§ AUFGABEN
#1 Wann, wo und gegen wen bestreitet Ghana laut dem Text über Ghana bei der WM sein erstes Spiel?
#2 Prüfen Sie, ob die folgenden Aussagen mit dem Text über Ghana bei der WM übereinstimmen. Antworten Sie jeweils mit Ja oder Nein, und zitieren Sie die entscheidenden Worte des Textes.
(a) Ghana trifft in Gruppe L auf England, Kroatien und Panama.
(b) Die FIFA hat den Betrag der Klubentschädigung für das Turnier offiziell bestätigt.
(c) Carlos Queiroz erwägt, vier Spieler aus der heimischen Premier League in den WM-Kader zu holen.
#3 Schreiben Sie den Text über Ghana bei der WM im Anschluss an seinen letzten Satz weiter.

Ghana ist bei der WM in diesem Sommer in eine harte Gruppe gelost worden. Die "Black Stars" treffen in Gruppe L auf England, Kroatien und Panama. Los geht es am 17. Juni in Toronto gegen Panama, danach warten England am 23. Juni in Boston und Kroatien am 27. Juni in Philadelphia.
Abseits des Sportlichen sorgt nun aber ein anderer Plan für Aufsehen. Laut Afrika-Experte Nahuel Lanzón und lokalen Medien denkt Teamchef Carlos Queiroz darüber nach, drei Spieler aus der heimischen Premier League in den WM-Kader zu holen.
Die mögliche Nominierung hätte nicht nur sportliche Bedeutung, sondern könnte auch finanziell enorme Auswirkungen haben. Hintergrund ist das FIFA-Programm zur Klubentschädigung. Für das Turnier in diesem Sommer hat die FIFA den genauen Betrag zwar noch nicht offiziell bestätigt, laut Berichten sollen Vereine aber rund 11.000 US-Dollar pro Tag und Spieler erhalten.

§ Gespeicherte Einträge
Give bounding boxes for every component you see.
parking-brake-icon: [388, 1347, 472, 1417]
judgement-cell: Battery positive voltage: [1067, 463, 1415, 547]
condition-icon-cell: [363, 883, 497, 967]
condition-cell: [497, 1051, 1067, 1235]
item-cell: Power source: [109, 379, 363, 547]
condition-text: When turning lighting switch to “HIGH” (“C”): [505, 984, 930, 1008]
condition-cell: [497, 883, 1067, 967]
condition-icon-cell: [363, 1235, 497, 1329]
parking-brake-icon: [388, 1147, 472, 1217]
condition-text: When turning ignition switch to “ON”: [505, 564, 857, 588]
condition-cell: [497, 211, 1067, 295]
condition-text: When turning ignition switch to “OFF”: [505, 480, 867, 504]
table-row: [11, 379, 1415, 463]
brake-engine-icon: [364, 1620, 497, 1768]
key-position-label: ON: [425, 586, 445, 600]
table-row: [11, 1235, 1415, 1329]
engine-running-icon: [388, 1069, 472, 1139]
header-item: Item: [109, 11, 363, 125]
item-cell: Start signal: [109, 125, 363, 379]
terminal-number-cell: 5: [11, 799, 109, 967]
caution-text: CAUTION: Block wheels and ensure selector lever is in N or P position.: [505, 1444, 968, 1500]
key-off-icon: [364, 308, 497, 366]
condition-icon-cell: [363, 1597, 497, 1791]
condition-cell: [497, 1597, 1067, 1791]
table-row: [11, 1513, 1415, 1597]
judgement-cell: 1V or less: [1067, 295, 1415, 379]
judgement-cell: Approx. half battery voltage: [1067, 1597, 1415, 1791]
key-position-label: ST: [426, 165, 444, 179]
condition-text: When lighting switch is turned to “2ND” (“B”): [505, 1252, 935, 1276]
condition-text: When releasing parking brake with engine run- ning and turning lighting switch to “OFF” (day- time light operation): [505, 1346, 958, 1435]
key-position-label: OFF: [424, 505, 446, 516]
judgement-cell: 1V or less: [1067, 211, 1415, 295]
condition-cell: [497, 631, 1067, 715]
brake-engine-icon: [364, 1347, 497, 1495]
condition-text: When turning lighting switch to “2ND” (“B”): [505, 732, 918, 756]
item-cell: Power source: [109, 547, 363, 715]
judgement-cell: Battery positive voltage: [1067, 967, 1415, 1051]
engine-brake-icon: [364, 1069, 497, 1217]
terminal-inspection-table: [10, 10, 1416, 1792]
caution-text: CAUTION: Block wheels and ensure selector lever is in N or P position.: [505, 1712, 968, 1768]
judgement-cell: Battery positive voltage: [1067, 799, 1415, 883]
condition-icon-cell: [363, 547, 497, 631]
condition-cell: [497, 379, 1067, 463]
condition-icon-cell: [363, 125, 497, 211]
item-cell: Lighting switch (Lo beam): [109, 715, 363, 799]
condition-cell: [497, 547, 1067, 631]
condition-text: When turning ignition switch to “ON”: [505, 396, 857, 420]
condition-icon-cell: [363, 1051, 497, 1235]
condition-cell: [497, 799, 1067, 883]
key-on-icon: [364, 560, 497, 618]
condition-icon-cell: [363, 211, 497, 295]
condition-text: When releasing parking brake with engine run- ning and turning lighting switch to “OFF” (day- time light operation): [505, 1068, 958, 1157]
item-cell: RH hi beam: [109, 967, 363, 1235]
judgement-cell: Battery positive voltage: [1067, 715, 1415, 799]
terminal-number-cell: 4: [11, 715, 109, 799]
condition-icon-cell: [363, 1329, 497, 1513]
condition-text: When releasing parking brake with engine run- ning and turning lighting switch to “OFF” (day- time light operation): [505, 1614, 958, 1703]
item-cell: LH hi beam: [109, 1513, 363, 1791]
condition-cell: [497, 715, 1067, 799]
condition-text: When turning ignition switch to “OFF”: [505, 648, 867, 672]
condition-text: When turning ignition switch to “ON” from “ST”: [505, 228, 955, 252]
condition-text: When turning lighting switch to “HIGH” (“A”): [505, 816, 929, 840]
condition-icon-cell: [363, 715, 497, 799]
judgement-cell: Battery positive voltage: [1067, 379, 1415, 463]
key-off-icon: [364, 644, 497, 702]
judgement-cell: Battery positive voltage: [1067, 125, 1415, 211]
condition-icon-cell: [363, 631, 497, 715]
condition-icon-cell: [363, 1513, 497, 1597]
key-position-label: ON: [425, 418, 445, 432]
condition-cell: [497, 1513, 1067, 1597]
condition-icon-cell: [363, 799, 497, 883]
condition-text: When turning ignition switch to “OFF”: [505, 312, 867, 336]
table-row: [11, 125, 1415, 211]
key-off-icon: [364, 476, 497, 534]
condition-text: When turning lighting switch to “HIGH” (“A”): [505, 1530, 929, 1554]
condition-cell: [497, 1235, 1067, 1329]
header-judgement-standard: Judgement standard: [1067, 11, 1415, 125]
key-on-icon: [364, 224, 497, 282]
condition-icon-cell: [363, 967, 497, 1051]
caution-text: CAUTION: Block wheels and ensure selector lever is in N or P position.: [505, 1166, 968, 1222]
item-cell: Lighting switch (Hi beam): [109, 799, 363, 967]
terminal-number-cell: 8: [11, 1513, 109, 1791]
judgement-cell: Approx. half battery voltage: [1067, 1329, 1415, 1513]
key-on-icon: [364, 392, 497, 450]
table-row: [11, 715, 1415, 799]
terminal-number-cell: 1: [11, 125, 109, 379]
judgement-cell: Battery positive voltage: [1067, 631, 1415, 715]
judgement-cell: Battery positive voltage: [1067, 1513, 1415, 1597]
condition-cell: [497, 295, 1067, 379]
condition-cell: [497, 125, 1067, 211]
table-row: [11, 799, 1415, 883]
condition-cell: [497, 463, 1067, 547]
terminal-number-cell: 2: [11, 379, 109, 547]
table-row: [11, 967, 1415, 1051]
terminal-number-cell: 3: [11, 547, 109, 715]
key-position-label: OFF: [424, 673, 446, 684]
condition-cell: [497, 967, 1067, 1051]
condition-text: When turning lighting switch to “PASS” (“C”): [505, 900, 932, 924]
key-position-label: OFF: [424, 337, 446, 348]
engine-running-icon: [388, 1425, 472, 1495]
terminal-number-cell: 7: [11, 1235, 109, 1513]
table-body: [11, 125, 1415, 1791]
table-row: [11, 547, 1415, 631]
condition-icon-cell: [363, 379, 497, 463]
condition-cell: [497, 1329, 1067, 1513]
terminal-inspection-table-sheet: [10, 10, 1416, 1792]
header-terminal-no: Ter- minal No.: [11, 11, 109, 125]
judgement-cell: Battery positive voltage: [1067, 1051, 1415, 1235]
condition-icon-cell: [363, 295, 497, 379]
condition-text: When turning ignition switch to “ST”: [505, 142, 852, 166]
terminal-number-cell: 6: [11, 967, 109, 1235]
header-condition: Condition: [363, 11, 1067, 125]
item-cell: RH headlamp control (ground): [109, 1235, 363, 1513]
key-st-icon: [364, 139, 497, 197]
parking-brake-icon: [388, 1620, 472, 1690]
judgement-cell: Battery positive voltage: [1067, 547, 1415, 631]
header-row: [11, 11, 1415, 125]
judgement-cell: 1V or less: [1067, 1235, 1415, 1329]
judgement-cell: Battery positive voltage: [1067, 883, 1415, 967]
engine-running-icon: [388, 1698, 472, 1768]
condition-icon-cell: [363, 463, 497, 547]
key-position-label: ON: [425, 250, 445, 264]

§ IHRE ANTWORTEN
#1 Am 17. Juni in Toronto gegen Panama.

#2
(a) Ja: „Die "Black Stars" treffen in Gruppe L auf England, Kroatien und Panama.“
(b) Nein: „hat die FIFA den genauen Betrag zwar noch nicht offiziell bestätigt“
(c) Nein: „drei Spieler aus der heimischen Premier League in den WM-Kader zu holen“

#3
Das entspricht rund 250.000 Dollar für einen Profi, dessen Nationalteam bereits nach der Gruppenphase ausscheidet – das wäre die Mindestauszahlung. Sollten tatsächlich drei Spieler aus der ghanaischen Liga nominiert werden, könnten mehrere heimische Klubs also kräftig profitieren. Gerade für Vereine in Ghana, die oft unter schwierigen finanziellen Bedingungen arbeiten, wäre das ein bedeutender Zuschuss. Das FIFA-Programm soll jene Klubs belohnen, die Spieler für Nationalteams ausbilden und abstellen, damit sie auch finanziell von der WM profitieren.
Die mögliche Einberufung lokaler Spieler wird zudem als Zeichen für die Qualität der heimischen Liga gewertet. Gleichzeitig könnten die zusätzlichen Einnahmen langfristig sogar dem Verband helfen. Queiroz hatte das Team erst im April nach der 1:5 Niederlage gegen Österreich von Otto Addo übernommen.